(The problem):
Exclude images, then output the remaining data verbatim.

··· Recorded data

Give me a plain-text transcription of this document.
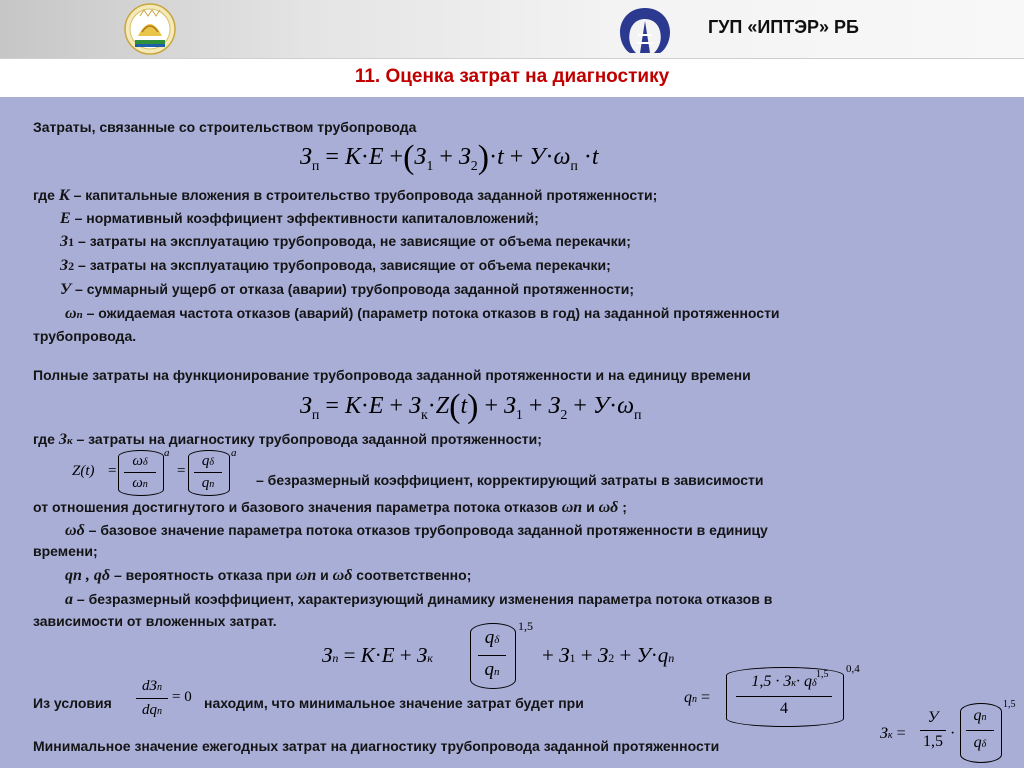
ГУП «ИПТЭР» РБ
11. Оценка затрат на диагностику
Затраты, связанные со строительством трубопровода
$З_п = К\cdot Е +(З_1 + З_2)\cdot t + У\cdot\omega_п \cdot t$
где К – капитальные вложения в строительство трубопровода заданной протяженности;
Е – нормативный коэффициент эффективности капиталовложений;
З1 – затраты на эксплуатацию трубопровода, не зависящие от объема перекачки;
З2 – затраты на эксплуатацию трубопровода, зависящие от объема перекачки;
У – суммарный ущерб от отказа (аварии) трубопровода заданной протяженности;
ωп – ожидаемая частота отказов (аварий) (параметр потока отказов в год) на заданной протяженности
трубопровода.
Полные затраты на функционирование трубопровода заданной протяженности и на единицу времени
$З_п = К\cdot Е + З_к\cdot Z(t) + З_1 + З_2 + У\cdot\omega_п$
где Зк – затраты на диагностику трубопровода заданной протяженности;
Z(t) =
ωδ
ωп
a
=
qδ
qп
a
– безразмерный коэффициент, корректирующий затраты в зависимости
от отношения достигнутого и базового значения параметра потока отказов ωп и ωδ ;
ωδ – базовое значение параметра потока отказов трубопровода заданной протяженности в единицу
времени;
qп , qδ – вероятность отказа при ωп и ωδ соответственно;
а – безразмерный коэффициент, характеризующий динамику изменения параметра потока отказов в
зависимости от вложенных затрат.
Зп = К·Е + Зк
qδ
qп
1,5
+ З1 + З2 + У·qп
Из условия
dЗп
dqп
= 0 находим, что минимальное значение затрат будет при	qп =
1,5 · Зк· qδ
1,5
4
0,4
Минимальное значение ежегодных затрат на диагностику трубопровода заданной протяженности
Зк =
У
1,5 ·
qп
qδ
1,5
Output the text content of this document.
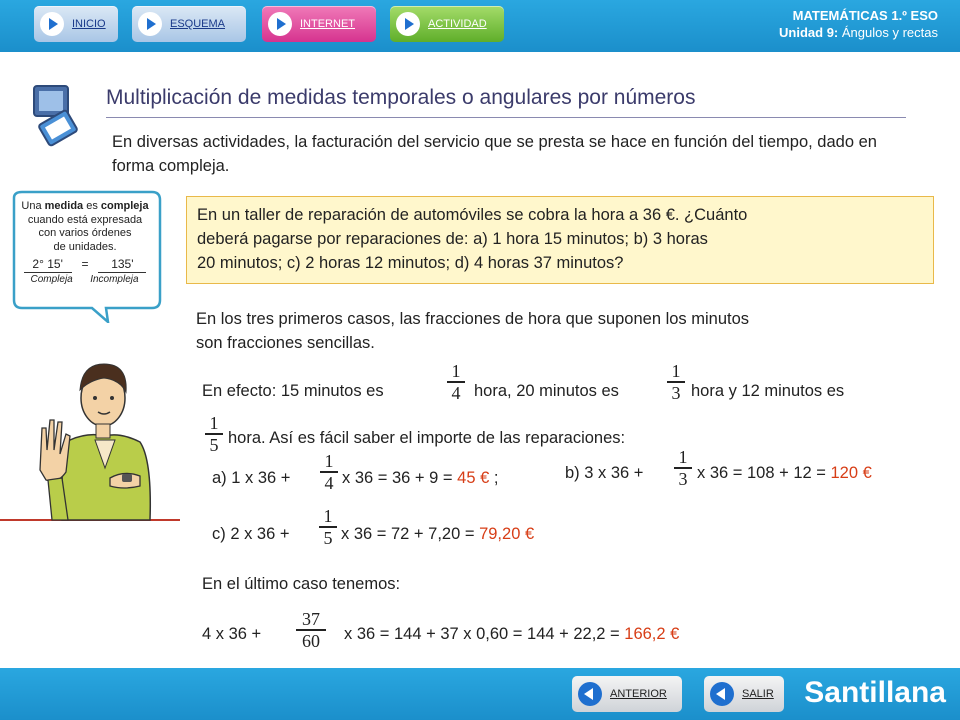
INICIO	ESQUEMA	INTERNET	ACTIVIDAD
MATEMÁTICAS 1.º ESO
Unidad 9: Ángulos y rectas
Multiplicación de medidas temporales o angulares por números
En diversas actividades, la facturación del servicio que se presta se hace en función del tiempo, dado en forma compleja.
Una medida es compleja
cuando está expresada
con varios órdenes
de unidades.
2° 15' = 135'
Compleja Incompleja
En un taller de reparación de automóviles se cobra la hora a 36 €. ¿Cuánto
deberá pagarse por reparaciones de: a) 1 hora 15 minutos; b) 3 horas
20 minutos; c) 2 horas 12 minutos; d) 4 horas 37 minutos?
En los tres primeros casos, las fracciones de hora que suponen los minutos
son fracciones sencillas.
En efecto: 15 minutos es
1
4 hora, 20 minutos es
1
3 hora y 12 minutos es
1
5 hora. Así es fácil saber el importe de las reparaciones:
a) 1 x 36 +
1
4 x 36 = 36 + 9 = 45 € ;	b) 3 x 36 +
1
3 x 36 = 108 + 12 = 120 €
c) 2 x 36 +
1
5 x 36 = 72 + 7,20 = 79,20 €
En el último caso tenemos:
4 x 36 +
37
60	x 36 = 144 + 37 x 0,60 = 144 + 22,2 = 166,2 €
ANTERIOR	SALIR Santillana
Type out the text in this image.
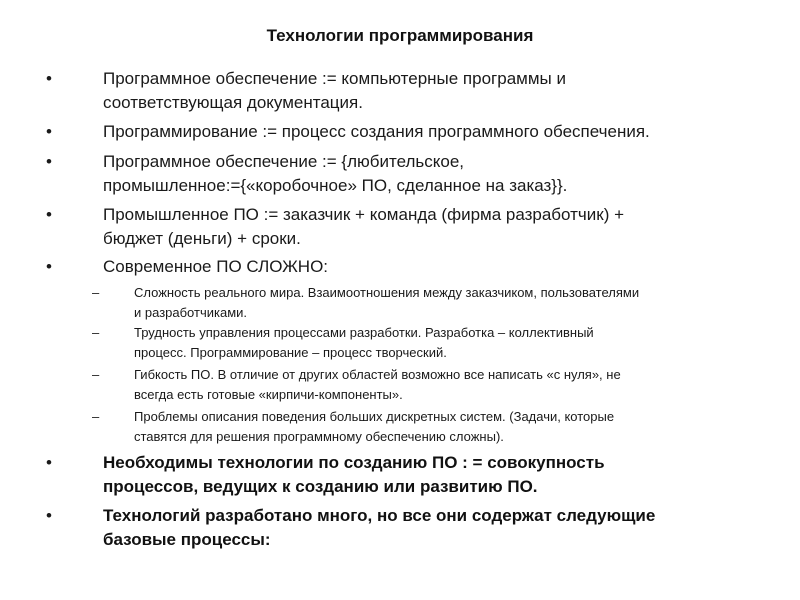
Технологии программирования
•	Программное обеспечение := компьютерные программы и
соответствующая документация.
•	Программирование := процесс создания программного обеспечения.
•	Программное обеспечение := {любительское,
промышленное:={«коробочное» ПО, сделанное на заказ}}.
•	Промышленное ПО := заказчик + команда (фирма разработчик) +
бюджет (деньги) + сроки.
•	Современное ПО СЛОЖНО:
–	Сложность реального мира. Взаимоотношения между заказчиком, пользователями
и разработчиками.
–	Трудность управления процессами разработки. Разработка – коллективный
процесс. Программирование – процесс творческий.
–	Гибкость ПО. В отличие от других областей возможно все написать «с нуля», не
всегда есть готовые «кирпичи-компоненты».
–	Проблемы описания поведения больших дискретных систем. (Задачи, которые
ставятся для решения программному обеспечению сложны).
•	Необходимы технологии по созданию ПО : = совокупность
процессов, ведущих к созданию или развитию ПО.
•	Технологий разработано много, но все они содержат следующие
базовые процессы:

······

(Result):
Give me a plain-text transcription of this document.
ГУП «ИПТЭР» РБ
11. Оценка затрат на диагностику
Затраты, связанные со строительством трубопровода
$З_п = К\cdot Е +(З_1 + З_2)\cdot t + У\cdot\omega_п \cdot t$
где К – капитальные вложения в строительство трубопровода заданной протяженности;
Е – нормативный коэффициент эффективности капиталовложений;
З1 – затраты на эксплуатацию трубопровода, не зависящие от объема перекачки;
З2 – затраты на эксплуатацию трубопровода, зависящие от объема перекачки;
У – суммарный ущерб от отказа (аварии) трубопровода заданной протяженности;
ωп – ожидаемая частота отказов (аварий) (параметр потока отказов в год) на заданной протяженности
трубопровода.
Полные затраты на функционирование трубопровода заданной протяженности и на единицу времени
$З_п = К\cdot Е + З_к\cdot Z(t) + З_1 + З_2 + У\cdot\omega_п$
где Зк – затраты на диагностику трубопровода заданной протяженности;
Z(t) =
ωδ
ωп
a
=
qδ
qп
a
– безразмерный коэффициент, корректирующий затраты в зависимости
от отношения достигнутого и базового значения параметра потока отказов ωп и ωδ ;
ωδ – базовое значение параметра потока отказов трубопровода заданной протяженности в единицу
времени;
qп , qδ – вероятность отказа при ωп и ωδ соответственно;
а – безразмерный коэффициент, характеризующий динамику изменения параметра потока отказов в
зависимости от вложенных затрат.
Зп = К·Е + Зк
qδ
qп
1,5
+ З1 + З2 + У·qп
Из условия
dЗп
dqп
= 0 находим, что минимальное значение затрат будет при	qп =
1,5 · Зк· qδ
1,5
4
0,4
Минимальное значение ежегодных затрат на диагностику трубопровода заданной протяженности
Зк =
У
1,5 ·
qп
qδ
1,5
Output the text content of this document.
INICIO	ESQUEMA	INTERNET	ACTIVIDAD
MATEMÁTICAS 1.º ESO
Unidad 9: Ángulos y rectas
Multiplicación de medidas temporales o angulares por números
En diversas actividades, la facturación del servicio que se presta se hace en función del tiempo, dado en forma compleja.
Una medida es compleja
cuando está expresada
con varios órdenes
de unidades.
2° 15' = 135'
Compleja Incompleja
En un taller de reparación de automóviles se cobra la hora a 36 €. ¿Cuánto
deberá pagarse por reparaciones de: a) 1 hora 15 minutos; b) 3 horas
20 minutos; c) 2 horas 12 minutos; d) 4 horas 37 minutos?
En los tres primeros casos, las fracciones de hora que suponen los minutos
son fracciones sencillas.
En efecto: 15 minutos es
1
4 hora, 20 minutos es
1
3 hora y 12 minutos es
1
5 hora. Así es fácil saber el importe de las reparaciones:
a) 1 x 36 +
1
4 x 36 = 36 + 9 = 45 € ;	b) 3 x 36 +
1
3 x 36 = 108 + 12 = 120 €
c) 2 x 36 +
1
5 x 36 = 72 + 7,20 = 79,20 €
En el último caso tenemos:
4 x 36 +
37
60	x 36 = 144 + 37 x 0,60 = 144 + 22,2 = 166,2 €
ANTERIOR	SALIR Santillana
Type out the text in this image.
Технологии программирования
•	Программное обеспечение := компьютерные программы и
соответствующая документация.
•	Программирование := процесс создания программного обеспечения.
•	Программное обеспечение := {любительское,
промышленное:={«коробочное» ПО, сделанное на заказ}}.
•	Промышленное ПО := заказчик + команда (фирма разработчик) +
бюджет (деньги) + сроки.
•	Современное ПО СЛОЖНО:
–	Сложность реального мира. Взаимоотношения между заказчиком, пользователями
и разработчиками.
–	Трудность управления процессами разработки. Разработка – коллективный
процесс. Программирование – процесс творческий.
–	Гибкость ПО. В отличие от других областей возможно все написать «с нуля», не
всегда есть готовые «кирпичи-компоненты».
–	Проблемы описания поведения больших дискретных систем. (Задачи, которые
ставятся для решения программному обеспечению сложны).
•	Необходимы технологии по созданию ПО : = совокупность
процессов, ведущих к созданию или развитию ПО.
•	Технологий разработано много, но все они содержат следующие
базовые процессы:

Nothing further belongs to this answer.